(Records excerpted from a collection)
· · · · ·

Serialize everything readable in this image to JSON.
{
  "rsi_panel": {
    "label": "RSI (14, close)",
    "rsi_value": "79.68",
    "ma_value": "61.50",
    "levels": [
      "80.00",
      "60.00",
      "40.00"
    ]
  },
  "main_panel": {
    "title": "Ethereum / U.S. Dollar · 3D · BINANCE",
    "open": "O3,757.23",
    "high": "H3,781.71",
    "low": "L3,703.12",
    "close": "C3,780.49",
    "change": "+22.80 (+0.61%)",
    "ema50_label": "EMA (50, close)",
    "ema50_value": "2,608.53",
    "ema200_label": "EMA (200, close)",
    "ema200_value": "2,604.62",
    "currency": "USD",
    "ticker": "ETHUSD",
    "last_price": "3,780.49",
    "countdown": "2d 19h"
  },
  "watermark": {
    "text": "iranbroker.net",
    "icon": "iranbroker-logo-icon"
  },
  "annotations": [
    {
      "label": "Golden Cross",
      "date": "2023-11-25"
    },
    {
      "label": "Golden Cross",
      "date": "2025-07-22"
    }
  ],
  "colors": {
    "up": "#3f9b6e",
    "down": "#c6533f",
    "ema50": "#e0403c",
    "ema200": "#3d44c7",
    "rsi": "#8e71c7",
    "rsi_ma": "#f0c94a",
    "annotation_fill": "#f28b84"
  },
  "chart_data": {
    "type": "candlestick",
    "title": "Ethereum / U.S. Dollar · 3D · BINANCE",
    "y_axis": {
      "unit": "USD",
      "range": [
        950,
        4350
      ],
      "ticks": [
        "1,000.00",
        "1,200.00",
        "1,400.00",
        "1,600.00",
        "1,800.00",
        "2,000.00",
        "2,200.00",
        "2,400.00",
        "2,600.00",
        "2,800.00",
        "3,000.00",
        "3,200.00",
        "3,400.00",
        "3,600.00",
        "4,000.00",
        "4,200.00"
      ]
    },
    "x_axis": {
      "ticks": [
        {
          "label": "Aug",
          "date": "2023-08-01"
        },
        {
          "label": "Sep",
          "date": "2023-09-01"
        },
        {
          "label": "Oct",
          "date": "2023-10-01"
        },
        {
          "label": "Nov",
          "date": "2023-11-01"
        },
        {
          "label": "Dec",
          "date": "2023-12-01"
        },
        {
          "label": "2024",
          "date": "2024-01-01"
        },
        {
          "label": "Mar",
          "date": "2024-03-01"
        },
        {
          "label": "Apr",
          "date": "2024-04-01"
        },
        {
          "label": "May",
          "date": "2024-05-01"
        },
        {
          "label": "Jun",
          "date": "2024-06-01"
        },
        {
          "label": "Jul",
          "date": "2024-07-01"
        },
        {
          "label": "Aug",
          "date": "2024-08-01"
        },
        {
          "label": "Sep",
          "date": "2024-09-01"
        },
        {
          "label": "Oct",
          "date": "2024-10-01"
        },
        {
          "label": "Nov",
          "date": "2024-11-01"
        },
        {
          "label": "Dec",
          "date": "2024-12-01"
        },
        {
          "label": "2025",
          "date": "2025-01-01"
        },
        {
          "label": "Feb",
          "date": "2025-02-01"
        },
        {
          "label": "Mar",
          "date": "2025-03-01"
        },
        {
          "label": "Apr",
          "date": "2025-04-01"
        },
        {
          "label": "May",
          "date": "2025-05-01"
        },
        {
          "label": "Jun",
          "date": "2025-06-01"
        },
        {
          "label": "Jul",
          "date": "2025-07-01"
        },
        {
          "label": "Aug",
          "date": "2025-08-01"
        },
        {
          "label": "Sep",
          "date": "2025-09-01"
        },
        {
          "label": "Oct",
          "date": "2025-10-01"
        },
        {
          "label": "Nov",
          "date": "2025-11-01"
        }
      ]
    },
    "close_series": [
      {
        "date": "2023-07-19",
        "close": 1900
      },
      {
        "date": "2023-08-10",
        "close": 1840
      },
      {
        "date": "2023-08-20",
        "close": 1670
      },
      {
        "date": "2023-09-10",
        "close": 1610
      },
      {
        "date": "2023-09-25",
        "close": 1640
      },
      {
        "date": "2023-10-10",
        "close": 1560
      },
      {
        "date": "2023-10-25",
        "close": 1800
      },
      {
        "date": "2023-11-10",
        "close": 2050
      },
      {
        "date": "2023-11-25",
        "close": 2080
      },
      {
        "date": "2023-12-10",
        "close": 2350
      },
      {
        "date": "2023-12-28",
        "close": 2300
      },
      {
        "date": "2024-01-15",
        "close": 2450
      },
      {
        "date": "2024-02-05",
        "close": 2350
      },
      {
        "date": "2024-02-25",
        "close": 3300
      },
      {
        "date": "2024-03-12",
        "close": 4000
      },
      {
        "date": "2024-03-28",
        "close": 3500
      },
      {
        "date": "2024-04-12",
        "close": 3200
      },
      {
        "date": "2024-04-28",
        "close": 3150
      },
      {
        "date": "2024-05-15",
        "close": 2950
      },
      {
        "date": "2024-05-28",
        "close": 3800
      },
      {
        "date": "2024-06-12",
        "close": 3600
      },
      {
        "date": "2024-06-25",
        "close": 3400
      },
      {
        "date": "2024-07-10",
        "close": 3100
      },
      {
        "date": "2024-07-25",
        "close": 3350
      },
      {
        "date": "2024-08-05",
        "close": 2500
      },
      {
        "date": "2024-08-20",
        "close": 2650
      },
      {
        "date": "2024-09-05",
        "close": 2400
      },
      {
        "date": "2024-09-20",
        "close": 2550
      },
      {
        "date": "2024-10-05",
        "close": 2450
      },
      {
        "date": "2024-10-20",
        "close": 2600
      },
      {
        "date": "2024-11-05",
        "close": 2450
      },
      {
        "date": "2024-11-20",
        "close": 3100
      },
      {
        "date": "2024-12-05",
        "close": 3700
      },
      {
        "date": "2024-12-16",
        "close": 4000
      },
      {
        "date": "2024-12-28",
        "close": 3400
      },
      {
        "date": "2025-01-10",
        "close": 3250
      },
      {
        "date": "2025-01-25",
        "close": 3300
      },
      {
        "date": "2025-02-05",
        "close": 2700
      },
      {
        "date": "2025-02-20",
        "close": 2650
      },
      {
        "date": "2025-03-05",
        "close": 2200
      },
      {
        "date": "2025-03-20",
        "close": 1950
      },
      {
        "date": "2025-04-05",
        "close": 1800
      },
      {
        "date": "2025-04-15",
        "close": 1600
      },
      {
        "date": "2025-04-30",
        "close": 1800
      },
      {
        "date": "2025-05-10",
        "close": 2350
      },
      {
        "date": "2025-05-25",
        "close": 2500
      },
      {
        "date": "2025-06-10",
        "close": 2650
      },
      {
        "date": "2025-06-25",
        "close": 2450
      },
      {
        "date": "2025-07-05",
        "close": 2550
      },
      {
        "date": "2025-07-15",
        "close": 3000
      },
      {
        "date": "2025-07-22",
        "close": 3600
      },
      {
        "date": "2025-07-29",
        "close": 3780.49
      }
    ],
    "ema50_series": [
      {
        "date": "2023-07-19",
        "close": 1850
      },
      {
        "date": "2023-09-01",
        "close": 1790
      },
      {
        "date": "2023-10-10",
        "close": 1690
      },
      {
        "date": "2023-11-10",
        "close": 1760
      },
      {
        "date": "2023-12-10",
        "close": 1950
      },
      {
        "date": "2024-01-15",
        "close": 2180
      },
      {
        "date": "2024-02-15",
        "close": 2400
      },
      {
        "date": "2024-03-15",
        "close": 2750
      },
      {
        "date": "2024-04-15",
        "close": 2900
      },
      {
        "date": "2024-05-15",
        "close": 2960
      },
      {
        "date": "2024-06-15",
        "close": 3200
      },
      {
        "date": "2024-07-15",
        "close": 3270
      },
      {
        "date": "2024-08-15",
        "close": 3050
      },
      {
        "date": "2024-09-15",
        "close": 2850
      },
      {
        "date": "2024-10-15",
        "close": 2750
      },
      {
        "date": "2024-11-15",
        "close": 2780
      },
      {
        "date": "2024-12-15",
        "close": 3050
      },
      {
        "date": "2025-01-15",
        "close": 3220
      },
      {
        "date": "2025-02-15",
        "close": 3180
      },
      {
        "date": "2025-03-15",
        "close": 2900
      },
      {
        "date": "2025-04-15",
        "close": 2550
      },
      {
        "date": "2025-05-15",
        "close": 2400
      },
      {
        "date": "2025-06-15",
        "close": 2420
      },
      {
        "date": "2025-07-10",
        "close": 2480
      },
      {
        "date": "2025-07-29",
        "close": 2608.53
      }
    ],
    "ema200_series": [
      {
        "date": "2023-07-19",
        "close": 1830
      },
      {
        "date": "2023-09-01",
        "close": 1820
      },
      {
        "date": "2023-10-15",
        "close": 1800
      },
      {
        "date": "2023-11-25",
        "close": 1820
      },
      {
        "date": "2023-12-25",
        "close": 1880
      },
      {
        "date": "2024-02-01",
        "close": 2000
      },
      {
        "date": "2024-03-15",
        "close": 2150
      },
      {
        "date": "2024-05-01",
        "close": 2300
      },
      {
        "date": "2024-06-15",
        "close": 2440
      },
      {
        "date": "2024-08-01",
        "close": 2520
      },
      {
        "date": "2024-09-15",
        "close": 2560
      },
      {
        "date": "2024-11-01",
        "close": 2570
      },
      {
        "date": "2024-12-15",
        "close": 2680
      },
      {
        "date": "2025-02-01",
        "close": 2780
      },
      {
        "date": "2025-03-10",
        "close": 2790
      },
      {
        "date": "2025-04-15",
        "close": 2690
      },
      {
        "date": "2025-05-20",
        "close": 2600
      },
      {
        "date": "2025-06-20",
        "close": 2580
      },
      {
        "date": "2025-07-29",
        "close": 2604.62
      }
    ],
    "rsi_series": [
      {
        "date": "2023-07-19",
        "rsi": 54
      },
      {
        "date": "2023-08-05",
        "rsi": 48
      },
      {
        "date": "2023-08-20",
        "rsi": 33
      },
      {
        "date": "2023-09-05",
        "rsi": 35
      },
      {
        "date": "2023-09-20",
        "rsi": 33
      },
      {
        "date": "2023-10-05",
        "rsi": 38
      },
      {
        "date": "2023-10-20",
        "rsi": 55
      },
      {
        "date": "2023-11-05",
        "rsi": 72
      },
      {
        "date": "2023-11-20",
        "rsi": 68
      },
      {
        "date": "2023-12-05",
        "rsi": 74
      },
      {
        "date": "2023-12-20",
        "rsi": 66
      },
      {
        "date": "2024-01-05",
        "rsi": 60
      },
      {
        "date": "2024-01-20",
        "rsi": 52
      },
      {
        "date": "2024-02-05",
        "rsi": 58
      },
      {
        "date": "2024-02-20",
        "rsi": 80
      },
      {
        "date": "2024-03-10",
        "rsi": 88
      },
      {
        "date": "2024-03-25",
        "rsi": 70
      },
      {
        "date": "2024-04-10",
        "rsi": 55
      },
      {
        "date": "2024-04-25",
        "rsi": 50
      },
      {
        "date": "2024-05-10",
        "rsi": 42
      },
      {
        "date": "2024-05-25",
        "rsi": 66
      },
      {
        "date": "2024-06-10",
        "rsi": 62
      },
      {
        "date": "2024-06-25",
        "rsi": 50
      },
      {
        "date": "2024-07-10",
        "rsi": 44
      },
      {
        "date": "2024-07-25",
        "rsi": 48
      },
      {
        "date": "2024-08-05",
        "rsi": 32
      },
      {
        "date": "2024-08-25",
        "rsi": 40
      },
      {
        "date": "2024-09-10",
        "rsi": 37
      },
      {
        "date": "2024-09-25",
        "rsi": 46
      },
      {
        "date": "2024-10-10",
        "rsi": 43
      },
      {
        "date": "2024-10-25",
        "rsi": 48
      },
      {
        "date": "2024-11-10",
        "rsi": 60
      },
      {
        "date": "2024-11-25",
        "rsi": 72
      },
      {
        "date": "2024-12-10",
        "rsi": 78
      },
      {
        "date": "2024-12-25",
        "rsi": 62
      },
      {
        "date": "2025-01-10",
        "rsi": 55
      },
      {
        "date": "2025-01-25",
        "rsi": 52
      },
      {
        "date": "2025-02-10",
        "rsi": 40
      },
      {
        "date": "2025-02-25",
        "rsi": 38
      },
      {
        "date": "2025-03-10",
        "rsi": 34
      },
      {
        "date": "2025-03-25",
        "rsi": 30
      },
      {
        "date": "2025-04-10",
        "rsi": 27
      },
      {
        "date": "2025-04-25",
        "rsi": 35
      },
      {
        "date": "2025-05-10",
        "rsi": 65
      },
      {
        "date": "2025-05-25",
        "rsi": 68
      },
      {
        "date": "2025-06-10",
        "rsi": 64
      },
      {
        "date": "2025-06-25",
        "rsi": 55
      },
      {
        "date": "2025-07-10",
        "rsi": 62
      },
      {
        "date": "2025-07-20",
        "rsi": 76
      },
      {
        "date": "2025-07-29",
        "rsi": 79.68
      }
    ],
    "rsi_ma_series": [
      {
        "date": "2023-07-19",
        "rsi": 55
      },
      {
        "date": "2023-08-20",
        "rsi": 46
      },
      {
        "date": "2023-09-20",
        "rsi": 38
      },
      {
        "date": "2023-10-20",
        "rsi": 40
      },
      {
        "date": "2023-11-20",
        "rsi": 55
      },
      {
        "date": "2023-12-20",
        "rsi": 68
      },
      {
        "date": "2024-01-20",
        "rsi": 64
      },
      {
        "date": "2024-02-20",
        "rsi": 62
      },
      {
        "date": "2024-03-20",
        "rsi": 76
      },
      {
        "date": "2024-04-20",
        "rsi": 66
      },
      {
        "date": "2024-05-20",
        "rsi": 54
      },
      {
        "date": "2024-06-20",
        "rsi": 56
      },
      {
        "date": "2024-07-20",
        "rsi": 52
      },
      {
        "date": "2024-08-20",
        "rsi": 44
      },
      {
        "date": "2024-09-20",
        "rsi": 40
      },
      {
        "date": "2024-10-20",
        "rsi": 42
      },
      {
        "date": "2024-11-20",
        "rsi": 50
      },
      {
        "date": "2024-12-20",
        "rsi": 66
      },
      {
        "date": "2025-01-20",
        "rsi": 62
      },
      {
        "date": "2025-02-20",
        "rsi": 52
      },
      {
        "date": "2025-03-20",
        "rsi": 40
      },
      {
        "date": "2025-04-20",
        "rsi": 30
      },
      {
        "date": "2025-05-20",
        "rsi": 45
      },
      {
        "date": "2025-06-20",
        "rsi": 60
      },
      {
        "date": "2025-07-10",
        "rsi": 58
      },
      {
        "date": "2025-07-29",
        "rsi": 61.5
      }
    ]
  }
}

· · · · ·

- **Set problem**
Find all lines holding the string "iranbroker" and copy them.

- **Finished task**
    "text": "iranbroker.net",
    "icon": "iranbroker-logo-icon"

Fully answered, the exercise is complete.